§ **TASK BRIEF**:
Can you copy out the data exactly? Leave the images out.
━━━━━ RECORDS FOR THE EXERCISE ━━━━━
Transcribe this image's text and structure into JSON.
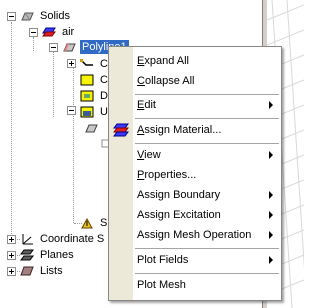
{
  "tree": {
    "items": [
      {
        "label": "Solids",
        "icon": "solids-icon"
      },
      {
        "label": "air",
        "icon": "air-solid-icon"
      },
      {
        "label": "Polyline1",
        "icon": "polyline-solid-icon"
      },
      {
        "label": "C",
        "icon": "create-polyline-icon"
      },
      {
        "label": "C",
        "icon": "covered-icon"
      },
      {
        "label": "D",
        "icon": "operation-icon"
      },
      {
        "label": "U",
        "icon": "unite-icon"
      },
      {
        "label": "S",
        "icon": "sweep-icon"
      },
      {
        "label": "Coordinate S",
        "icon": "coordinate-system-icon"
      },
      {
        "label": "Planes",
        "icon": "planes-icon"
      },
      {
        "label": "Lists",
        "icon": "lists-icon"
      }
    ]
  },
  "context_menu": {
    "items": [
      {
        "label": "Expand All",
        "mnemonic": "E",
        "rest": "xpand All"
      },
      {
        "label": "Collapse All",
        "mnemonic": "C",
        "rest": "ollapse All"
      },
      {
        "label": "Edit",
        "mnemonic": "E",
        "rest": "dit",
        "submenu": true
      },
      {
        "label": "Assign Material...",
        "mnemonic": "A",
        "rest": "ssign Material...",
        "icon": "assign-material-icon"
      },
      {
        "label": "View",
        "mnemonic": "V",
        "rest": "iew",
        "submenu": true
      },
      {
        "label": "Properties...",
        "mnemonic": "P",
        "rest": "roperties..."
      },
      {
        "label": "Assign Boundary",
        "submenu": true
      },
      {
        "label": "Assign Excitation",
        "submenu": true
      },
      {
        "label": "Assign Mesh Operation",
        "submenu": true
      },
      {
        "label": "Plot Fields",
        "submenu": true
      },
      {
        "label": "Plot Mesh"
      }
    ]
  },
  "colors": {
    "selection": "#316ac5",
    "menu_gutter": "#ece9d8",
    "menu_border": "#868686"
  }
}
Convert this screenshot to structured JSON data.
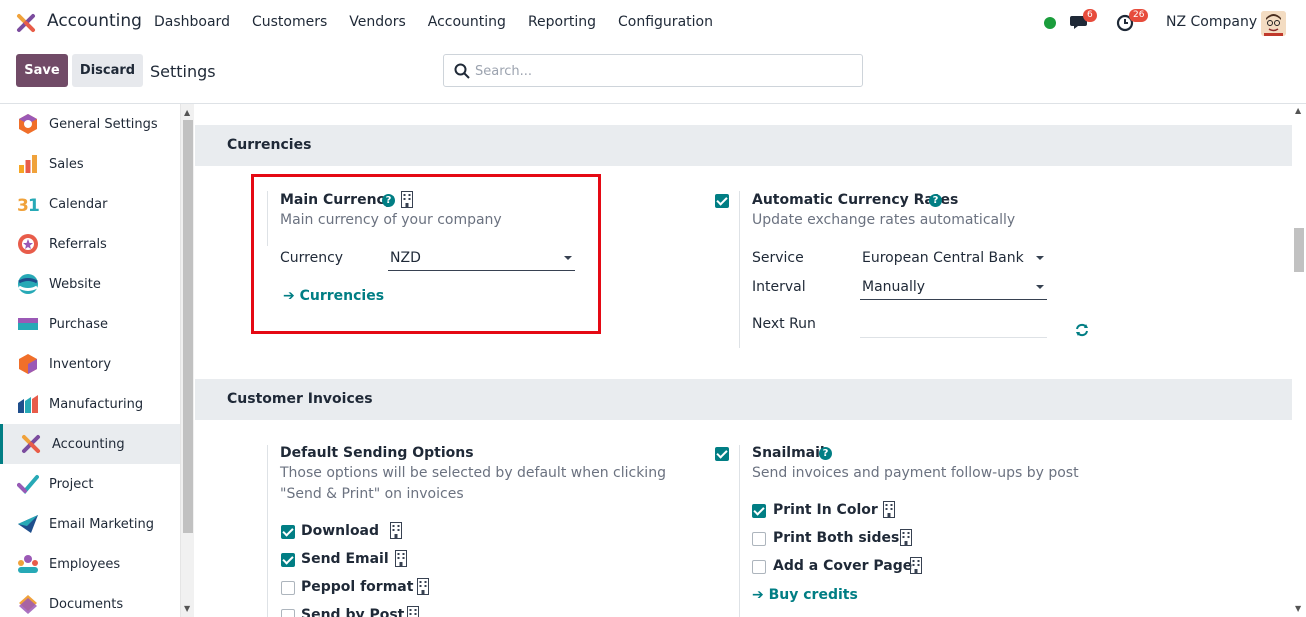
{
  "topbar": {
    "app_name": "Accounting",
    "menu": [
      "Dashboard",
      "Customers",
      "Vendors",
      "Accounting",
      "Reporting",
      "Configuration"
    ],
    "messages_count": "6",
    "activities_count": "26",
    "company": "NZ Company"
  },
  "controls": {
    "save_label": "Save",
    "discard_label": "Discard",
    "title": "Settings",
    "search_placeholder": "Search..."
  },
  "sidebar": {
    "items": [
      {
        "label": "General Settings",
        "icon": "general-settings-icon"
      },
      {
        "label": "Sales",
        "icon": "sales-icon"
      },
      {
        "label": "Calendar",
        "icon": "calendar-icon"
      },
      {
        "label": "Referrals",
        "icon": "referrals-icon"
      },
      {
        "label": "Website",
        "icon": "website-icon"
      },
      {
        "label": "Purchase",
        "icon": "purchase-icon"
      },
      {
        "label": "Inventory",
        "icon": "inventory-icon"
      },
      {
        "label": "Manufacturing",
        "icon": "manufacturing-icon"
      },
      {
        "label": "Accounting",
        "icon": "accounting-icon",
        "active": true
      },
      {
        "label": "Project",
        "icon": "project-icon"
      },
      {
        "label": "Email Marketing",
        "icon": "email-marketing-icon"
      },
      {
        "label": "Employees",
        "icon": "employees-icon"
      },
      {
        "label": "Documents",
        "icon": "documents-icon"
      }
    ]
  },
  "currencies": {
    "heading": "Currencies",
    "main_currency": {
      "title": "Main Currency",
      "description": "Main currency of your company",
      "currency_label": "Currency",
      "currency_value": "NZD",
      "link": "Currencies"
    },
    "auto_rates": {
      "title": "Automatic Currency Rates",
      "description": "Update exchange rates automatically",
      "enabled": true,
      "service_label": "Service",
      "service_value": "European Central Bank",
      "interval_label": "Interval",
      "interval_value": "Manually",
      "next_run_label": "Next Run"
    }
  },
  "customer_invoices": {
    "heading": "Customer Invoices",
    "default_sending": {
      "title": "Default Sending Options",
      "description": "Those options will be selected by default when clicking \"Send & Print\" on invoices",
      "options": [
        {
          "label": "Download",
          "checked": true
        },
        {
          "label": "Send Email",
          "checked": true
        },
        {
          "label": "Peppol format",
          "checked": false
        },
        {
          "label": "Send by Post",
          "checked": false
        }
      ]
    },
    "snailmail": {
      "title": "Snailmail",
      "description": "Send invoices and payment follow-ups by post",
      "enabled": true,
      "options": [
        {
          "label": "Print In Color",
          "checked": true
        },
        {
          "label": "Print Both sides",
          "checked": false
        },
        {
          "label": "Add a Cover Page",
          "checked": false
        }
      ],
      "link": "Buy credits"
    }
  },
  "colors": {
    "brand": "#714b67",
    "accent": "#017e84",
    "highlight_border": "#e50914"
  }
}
━━━━━
§ **ANSWER FOR THIS EXERCISE**:
Transcribe this image's text and structure into JSON.
{
  "tree": {
    "items": [
      {
        "label": "Solids",
        "icon": "solids-icon"
      },
      {
        "label": "air",
        "icon": "air-solid-icon"
      },
      {
        "label": "Polyline1",
        "icon": "polyline-solid-icon"
      },
      {
        "label": "C",
        "icon": "create-polyline-icon"
      },
      {
        "label": "C",
        "icon": "covered-icon"
      },
      {
        "label": "D",
        "icon": "operation-icon"
      },
      {
        "label": "U",
        "icon": "unite-icon"
      },
      {
        "label": "S",
        "icon": "sweep-icon"
      },
      {
        "label": "Coordinate S",
        "icon": "coordinate-system-icon"
      },
      {
        "label": "Planes",
        "icon": "planes-icon"
      },
      {
        "label": "Lists",
        "icon": "lists-icon"
      }
    ]
  },
  "context_menu": {
    "items": [
      {
        "label": "Expand All",
        "mnemonic": "E",
        "rest": "xpand All"
      },
      {
        "label": "Collapse All",
        "mnemonic": "C",
        "rest": "ollapse All"
      },
      {
        "label": "Edit",
        "mnemonic": "E",
        "rest": "dit",
        "submenu": true
      },
      {
        "label": "Assign Material...",
        "mnemonic": "A",
        "rest": "ssign Material...",
        "icon": "assign-material-icon"
      },
      {
        "label": "View",
        "mnemonic": "V",
        "rest": "iew",
        "submenu": true
      },
      {
        "label": "Properties...",
        "mnemonic": "P",
        "rest": "roperties..."
      },
      {
        "label": "Assign Boundary",
        "submenu": true
      },
      {
        "label": "Assign Excitation",
        "submenu": true
      },
      {
        "label": "Assign Mesh Operation",
        "submenu": true
      },
      {
        "label": "Plot Fields",
        "submenu": true
      },
      {
        "label": "Plot Mesh"
      }
    ]
  },
  "colors": {
    "selection": "#316ac5",
    "menu_gutter": "#ece9d8",
    "menu_border": "#868686"
  }
}
Convert this screenshot to structured JSON data.
{
  "topbar": {
    "app_name": "Accounting",
    "menu": [
      "Dashboard",
      "Customers",
      "Vendors",
      "Accounting",
      "Reporting",
      "Configuration"
    ],
    "messages_count": "6",
    "activities_count": "26",
    "company": "NZ Company"
  },
  "controls": {
    "save_label": "Save",
    "discard_label": "Discard",
    "title": "Settings",
    "search_placeholder": "Search..."
  },
  "sidebar": {
    "items": [
      {
        "label": "General Settings",
        "icon": "general-settings-icon"
      },
      {
        "label": "Sales",
        "icon": "sales-icon"
      },
      {
        "label": "Calendar",
        "icon": "calendar-icon"
      },
      {
        "label": "Referrals",
        "icon": "referrals-icon"
      },
      {
        "label": "Website",
        "icon": "website-icon"
      },
      {
        "label": "Purchase",
        "icon": "purchase-icon"
      },
      {
        "label": "Inventory",
        "icon": "inventory-icon"
      },
      {
        "label": "Manufacturing",
        "icon": "manufacturing-icon"
      },
      {
        "label": "Accounting",
        "icon": "accounting-icon",
        "active": true
      },
      {
        "label": "Project",
        "icon": "project-icon"
      },
      {
        "label": "Email Marketing",
        "icon": "email-marketing-icon"
      },
      {
        "label": "Employees",
        "icon": "employees-icon"
      },
      {
        "label": "Documents",
        "icon": "documents-icon"
      }
    ]
  },
  "currencies": {
    "heading": "Currencies",
    "main_currency": {
      "title": "Main Currency",
      "description": "Main currency of your company",
      "currency_label": "Currency",
      "currency_value": "NZD",
      "link": "Currencies"
    },
    "auto_rates": {
      "title": "Automatic Currency Rates",
      "description": "Update exchange rates automatically",
      "enabled": true,
      "service_label": "Service",
      "service_value": "European Central Bank",
      "interval_label": "Interval",
      "interval_value": "Manually",
      "next_run_label": "Next Run"
    }
  },
  "customer_invoices": {
    "heading": "Customer Invoices",
    "default_sending": {
      "title": "Default Sending Options",
      "description": "Those options will be selected by default when clicking \"Send & Print\" on invoices",
      "options": [
        {
          "label": "Download",
          "checked": true
        },
        {
          "label": "Send Email",
          "checked": true
        },
        {
          "label": "Peppol format",
          "checked": false
        },
        {
          "label": "Send by Post",
          "checked": false
        }
      ]
    },
    "snailmail": {
      "title": "Snailmail",
      "description": "Send invoices and payment follow-ups by post",
      "enabled": true,
      "options": [
        {
          "label": "Print In Color",
          "checked": true
        },
        {
          "label": "Print Both sides",
          "checked": false
        },
        {
          "label": "Add a Cover Page",
          "checked": false
        }
      ],
      "link": "Buy credits"
    }
  },
  "colors": {
    "brand": "#714b67",
    "accent": "#017e84",
    "highlight_border": "#e50914"
  }
}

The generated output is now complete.